Given request - Render the stretch from the start of the entries below through the line containing "poster-board-icon [170, 357, 222, 369]", both ends included, as a JSON list of strings with one string per line. Omit blank lines.

Data for processing -
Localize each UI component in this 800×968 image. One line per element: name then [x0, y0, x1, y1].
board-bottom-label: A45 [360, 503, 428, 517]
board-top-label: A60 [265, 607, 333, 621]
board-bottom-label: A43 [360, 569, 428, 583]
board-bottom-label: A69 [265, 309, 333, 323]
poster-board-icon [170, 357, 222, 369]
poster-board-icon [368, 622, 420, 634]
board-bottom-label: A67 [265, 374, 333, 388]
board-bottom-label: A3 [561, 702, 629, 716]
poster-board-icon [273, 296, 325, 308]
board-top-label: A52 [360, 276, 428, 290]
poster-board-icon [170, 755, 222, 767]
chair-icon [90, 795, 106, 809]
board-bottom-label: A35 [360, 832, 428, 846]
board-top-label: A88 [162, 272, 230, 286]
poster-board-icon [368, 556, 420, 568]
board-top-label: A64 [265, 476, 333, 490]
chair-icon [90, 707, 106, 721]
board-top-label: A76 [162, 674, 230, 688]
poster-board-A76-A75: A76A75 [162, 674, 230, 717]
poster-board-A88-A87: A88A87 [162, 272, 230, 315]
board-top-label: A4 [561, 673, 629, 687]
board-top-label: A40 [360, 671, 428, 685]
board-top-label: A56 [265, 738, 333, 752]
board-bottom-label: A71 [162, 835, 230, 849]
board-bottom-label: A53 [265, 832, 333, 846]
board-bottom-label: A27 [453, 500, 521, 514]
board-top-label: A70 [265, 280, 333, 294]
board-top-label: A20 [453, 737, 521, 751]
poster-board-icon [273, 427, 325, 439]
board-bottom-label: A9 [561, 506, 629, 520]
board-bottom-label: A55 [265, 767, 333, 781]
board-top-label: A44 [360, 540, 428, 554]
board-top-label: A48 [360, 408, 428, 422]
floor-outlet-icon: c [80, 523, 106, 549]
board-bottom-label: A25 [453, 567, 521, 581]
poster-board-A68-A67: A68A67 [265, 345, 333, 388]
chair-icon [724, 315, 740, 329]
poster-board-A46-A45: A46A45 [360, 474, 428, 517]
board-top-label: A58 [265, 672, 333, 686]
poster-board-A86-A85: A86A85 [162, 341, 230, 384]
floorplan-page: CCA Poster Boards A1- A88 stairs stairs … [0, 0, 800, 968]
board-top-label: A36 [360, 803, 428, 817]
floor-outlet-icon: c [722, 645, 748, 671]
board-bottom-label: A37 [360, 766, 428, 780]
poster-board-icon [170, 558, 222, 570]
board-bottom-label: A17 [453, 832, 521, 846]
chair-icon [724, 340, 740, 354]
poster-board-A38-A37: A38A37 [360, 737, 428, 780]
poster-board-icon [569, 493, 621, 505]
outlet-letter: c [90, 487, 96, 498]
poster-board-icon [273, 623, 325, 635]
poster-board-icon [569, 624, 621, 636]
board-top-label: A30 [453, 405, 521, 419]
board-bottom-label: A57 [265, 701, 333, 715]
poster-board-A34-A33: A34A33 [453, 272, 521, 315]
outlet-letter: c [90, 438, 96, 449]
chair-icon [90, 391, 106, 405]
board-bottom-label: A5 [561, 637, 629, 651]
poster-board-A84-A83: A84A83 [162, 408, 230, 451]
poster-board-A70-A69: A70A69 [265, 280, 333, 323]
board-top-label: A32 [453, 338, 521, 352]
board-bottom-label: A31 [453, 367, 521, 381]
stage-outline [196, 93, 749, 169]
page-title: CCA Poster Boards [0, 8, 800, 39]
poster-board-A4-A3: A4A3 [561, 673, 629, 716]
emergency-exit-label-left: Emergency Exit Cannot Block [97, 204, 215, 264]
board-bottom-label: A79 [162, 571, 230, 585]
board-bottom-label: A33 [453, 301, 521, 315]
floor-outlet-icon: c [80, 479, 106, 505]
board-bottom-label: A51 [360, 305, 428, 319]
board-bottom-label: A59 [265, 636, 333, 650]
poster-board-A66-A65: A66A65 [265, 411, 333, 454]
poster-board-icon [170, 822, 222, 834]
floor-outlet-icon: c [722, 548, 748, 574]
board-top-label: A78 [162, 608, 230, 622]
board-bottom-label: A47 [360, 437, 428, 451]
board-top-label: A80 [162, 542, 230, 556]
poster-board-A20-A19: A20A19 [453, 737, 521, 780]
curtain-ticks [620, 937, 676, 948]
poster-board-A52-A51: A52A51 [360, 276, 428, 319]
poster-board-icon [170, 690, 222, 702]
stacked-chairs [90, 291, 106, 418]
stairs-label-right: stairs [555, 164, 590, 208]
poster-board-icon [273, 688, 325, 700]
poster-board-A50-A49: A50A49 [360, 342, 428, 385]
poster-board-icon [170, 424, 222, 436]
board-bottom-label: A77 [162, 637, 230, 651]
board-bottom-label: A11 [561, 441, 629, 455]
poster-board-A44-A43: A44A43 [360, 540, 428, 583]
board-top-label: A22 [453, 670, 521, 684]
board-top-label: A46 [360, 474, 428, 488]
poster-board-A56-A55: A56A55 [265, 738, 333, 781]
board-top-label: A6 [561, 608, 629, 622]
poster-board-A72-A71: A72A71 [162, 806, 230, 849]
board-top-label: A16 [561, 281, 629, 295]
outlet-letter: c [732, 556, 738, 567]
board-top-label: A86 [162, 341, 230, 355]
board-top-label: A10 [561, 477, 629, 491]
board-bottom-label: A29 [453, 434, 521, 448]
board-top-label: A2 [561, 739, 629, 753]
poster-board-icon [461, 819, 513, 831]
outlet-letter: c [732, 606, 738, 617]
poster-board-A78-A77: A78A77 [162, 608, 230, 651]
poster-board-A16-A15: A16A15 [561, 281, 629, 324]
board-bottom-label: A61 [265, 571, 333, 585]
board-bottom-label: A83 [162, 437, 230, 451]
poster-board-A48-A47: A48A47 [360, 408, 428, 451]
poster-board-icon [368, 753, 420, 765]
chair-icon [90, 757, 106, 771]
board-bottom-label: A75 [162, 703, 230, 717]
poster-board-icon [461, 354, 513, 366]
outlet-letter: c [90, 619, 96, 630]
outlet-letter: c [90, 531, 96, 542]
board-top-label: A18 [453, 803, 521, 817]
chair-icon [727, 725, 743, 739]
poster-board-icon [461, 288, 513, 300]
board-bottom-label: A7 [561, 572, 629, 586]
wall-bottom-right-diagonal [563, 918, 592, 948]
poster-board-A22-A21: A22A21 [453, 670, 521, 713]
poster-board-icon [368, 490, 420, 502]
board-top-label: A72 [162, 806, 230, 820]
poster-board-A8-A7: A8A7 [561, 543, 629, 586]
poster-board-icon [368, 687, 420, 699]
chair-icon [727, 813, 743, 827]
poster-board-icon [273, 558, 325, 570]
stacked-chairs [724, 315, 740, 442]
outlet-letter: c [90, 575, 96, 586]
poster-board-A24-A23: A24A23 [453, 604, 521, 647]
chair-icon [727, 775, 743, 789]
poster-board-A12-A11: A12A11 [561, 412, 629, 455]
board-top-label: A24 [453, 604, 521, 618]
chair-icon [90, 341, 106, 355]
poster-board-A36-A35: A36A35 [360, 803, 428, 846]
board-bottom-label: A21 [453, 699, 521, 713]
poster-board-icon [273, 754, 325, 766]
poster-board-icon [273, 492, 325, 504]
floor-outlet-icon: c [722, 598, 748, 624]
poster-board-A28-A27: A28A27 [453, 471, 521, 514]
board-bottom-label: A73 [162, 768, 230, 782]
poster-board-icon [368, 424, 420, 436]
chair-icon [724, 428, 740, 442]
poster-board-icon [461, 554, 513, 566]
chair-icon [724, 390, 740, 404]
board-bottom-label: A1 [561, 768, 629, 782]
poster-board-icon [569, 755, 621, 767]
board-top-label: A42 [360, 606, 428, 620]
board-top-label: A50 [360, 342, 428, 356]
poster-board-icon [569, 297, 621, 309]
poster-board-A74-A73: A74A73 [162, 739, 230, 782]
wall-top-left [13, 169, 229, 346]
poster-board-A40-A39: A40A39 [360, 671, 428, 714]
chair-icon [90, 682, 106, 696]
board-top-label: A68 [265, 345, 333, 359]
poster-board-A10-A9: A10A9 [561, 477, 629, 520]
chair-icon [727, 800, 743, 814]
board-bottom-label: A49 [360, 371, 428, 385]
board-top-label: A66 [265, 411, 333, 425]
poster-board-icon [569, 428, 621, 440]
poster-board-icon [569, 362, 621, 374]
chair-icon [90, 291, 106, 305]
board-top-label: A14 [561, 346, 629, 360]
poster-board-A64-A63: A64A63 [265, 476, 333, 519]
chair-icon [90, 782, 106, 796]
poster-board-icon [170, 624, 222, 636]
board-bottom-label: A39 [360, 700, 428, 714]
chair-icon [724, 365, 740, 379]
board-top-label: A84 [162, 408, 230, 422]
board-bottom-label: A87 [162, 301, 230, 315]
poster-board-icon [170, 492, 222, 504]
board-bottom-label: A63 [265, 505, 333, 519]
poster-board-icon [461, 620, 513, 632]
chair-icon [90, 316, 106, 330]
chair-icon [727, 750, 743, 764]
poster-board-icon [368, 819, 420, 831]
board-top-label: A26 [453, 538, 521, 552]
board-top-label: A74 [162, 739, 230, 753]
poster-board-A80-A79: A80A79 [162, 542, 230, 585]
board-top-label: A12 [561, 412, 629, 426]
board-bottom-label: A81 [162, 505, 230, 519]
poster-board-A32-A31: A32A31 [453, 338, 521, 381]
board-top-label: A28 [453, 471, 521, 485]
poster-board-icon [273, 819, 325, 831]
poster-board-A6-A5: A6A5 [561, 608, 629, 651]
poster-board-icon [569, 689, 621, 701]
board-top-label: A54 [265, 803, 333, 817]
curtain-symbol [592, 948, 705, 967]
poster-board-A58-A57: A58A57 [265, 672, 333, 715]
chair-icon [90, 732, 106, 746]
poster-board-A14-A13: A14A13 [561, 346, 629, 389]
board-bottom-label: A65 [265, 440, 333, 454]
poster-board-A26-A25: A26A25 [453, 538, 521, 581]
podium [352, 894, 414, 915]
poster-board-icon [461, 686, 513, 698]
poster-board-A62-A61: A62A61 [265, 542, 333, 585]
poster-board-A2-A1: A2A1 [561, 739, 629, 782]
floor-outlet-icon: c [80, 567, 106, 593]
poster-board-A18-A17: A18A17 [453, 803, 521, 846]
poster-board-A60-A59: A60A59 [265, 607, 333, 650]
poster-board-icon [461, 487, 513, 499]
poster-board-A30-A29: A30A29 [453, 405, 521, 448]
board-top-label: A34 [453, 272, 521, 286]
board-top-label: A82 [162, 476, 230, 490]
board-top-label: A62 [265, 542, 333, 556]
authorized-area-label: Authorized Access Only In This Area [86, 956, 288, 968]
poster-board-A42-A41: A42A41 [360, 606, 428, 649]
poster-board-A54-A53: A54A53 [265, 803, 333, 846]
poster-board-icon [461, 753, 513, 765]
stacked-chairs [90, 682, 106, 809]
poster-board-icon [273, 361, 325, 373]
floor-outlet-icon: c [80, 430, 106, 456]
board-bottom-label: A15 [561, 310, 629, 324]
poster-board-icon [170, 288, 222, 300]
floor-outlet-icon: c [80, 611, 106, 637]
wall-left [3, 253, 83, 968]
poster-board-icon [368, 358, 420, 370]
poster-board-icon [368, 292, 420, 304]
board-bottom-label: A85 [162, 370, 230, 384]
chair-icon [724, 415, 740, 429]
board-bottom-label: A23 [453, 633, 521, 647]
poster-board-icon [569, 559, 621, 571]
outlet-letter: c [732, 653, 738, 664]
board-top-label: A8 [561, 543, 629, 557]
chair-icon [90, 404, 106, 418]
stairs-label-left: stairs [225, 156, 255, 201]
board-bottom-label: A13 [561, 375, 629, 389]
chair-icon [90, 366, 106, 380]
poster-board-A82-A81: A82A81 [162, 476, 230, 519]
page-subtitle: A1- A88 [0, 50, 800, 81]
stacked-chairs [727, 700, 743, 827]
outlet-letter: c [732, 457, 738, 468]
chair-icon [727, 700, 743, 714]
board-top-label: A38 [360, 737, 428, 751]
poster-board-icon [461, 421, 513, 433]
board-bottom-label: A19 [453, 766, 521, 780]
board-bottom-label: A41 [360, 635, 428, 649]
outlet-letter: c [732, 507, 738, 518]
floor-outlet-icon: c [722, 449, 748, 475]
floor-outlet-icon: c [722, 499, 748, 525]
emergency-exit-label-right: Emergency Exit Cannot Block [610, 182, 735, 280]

Result of this task -
[
  "Localize each UI component in this 800×968 image. One line per element: name then [x0, y0, x1, y1].",
  "board-bottom-label: A45 [360, 503, 428, 517]",
  "board-top-label: A60 [265, 607, 333, 621]",
  "board-bottom-label: A43 [360, 569, 428, 583]",
  "board-bottom-label: A69 [265, 309, 333, 323]",
  "poster-board-icon [170, 357, 222, 369]"
]